>> begin Records for the exercise
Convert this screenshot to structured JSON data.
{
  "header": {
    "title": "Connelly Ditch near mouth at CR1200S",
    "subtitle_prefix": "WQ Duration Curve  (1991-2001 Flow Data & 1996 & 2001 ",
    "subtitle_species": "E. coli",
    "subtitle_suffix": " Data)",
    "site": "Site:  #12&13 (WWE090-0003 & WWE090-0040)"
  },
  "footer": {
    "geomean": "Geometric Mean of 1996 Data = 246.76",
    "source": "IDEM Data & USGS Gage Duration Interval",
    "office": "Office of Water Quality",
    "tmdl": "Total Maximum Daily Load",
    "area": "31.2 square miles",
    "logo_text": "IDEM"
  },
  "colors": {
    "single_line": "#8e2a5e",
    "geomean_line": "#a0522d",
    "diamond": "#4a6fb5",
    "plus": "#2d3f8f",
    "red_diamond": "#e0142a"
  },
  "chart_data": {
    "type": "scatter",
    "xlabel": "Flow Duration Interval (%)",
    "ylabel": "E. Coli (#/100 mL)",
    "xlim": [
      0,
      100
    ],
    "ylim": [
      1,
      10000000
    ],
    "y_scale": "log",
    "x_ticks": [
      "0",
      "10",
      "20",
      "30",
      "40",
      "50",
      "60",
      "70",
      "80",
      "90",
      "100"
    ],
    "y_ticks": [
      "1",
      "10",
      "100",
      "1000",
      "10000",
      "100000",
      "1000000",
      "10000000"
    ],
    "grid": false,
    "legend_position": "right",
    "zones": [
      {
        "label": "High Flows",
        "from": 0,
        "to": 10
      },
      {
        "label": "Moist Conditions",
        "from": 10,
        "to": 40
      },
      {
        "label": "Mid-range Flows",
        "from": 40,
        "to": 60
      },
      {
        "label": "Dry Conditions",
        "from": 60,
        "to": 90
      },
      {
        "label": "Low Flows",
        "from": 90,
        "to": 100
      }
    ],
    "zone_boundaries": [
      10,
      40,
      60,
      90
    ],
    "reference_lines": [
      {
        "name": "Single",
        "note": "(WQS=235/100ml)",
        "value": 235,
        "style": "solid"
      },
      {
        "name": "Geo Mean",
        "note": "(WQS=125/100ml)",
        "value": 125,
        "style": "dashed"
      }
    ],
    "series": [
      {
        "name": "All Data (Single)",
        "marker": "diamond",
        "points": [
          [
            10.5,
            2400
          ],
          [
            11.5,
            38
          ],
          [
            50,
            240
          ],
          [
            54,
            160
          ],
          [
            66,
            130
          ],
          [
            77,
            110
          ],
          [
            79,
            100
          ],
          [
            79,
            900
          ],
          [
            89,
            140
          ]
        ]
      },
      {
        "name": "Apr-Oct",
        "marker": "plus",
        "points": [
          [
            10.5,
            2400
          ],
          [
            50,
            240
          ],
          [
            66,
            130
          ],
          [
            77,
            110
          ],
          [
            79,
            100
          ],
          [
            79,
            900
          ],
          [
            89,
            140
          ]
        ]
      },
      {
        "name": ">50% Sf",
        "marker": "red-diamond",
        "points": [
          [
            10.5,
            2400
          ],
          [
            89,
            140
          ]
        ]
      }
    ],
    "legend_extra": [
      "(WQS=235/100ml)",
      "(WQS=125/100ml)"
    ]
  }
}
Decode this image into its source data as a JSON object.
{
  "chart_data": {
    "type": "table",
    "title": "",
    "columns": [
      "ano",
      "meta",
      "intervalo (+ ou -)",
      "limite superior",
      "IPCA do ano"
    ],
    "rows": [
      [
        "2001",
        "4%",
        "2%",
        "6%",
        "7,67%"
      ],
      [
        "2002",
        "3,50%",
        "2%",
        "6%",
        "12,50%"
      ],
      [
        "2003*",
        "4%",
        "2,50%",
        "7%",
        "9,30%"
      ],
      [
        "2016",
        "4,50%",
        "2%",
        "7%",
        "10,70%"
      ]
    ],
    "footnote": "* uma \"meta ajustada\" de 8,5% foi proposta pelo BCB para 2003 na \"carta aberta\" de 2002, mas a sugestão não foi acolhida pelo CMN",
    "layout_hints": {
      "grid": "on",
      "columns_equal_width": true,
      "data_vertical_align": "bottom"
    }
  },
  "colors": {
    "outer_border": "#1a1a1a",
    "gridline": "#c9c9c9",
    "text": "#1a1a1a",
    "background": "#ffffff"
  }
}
>> end Records for the exercise
### What to work on
Repeat the material in full, exactly as it stands.

### Result for this task
Convert this screenshot to structured JSON data.
{
  "header": {
    "title": "Connelly Ditch near mouth at CR1200S",
    "subtitle_prefix": "WQ Duration Curve  (1991-2001 Flow Data & 1996 & 2001 ",
    "subtitle_species": "E. coli",
    "subtitle_suffix": " Data)",
    "site": "Site:  #12&13 (WWE090-0003 & WWE090-0040)"
  },
  "footer": {
    "geomean": "Geometric Mean of 1996 Data = 246.76",
    "source": "IDEM Data & USGS Gage Duration Interval",
    "office": "Office of Water Quality",
    "tmdl": "Total Maximum Daily Load",
    "area": "31.2 square miles",
    "logo_text": "IDEM"
  },
  "colors": {
    "single_line": "#8e2a5e",
    "geomean_line": "#a0522d",
    "diamond": "#4a6fb5",
    "plus": "#2d3f8f",
    "red_diamond": "#e0142a"
  },
  "chart_data": {
    "type": "scatter",
    "xlabel": "Flow Duration Interval (%)",
    "ylabel": "E. Coli (#/100 mL)",
    "xlim": [
      0,
      100
    ],
    "ylim": [
      1,
      10000000
    ],
    "y_scale": "log",
    "x_ticks": [
      "0",
      "10",
      "20",
      "30",
      "40",
      "50",
      "60",
      "70",
      "80",
      "90",
      "100"
    ],
    "y_ticks": [
      "1",
      "10",
      "100",
      "1000",
      "10000",
      "100000",
      "1000000",
      "10000000"
    ],
    "grid": false,
    "legend_position": "right",
    "zones": [
      {
        "label": "High Flows",
        "from": 0,
        "to": 10
      },
      {
        "label": "Moist Conditions",
        "from": 10,
        "to": 40
      },
      {
        "label": "Mid-range Flows",
        "from": 40,
        "to": 60
      },
      {
        "label": "Dry Conditions",
        "from": 60,
        "to": 90
      },
      {
        "label": "Low Flows",
        "from": 90,
        "to": 100
      }
    ],
    "zone_boundaries": [
      10,
      40,
      60,
      90
    ],
    "reference_lines": [
      {
        "name": "Single",
        "note": "(WQS=235/100ml)",
        "value": 235,
        "style": "solid"
      },
      {
        "name": "Geo Mean",
        "note": "(WQS=125/100ml)",
        "value": 125,
        "style": "dashed"
      }
    ],
    "series": [
      {
        "name": "All Data (Single)",
        "marker": "diamond",
        "points": [
          [
            10.5,
            2400
          ],
          [
            11.5,
            38
          ],
          [
            50,
            240
          ],
          [
            54,
            160
          ],
          [
            66,
            130
          ],
          [
            77,
            110
          ],
          [
            79,
            100
          ],
          [
            79,
            900
          ],
          [
            89,
            140
          ]
        ]
      },
      {
        "name": "Apr-Oct",
        "marker": "plus",
        "points": [
          [
            10.5,
            2400
          ],
          [
            50,
            240
          ],
          [
            66,
            130
          ],
          [
            77,
            110
          ],
          [
            79,
            100
          ],
          [
            79,
            900
          ],
          [
            89,
            140
          ]
        ]
      },
      {
        "name": ">50% Sf",
        "marker": "red-diamond",
        "points": [
          [
            10.5,
            2400
          ],
          [
            89,
            140
          ]
        ]
      }
    ],
    "legend_extra": [
      "(WQS=235/100ml)",
      "(WQS=125/100ml)"
    ]
  }
}
Decode this image into its source data as a JSON object.
{
  "chart_data": {
    "type": "table",
    "title": "",
    "columns": [
      "ano",
      "meta",
      "intervalo (+ ou -)",
      "limite superior",
      "IPCA do ano"
    ],
    "rows": [
      [
        "2001",
        "4%",
        "2%",
        "6%",
        "7,67%"
      ],
      [
        "2002",
        "3,50%",
        "2%",
        "6%",
        "12,50%"
      ],
      [
        "2003*",
        "4%",
        "2,50%",
        "7%",
        "9,30%"
      ],
      [
        "2016",
        "4,50%",
        "2%",
        "7%",
        "10,70%"
      ]
    ],
    "footnote": "* uma \"meta ajustada\" de 8,5% foi proposta pelo BCB para 2003 na \"carta aberta\" de 2002, mas a sugestão não foi acolhida pelo CMN",
    "layout_hints": {
      "grid": "on",
      "columns_equal_width": true,
      "data_vertical_align": "bottom"
    }
  },
  "colors": {
    "outer_border": "#1a1a1a",
    "gridline": "#c9c9c9",
    "text": "#1a1a1a",
    "background": "#ffffff"
  }
}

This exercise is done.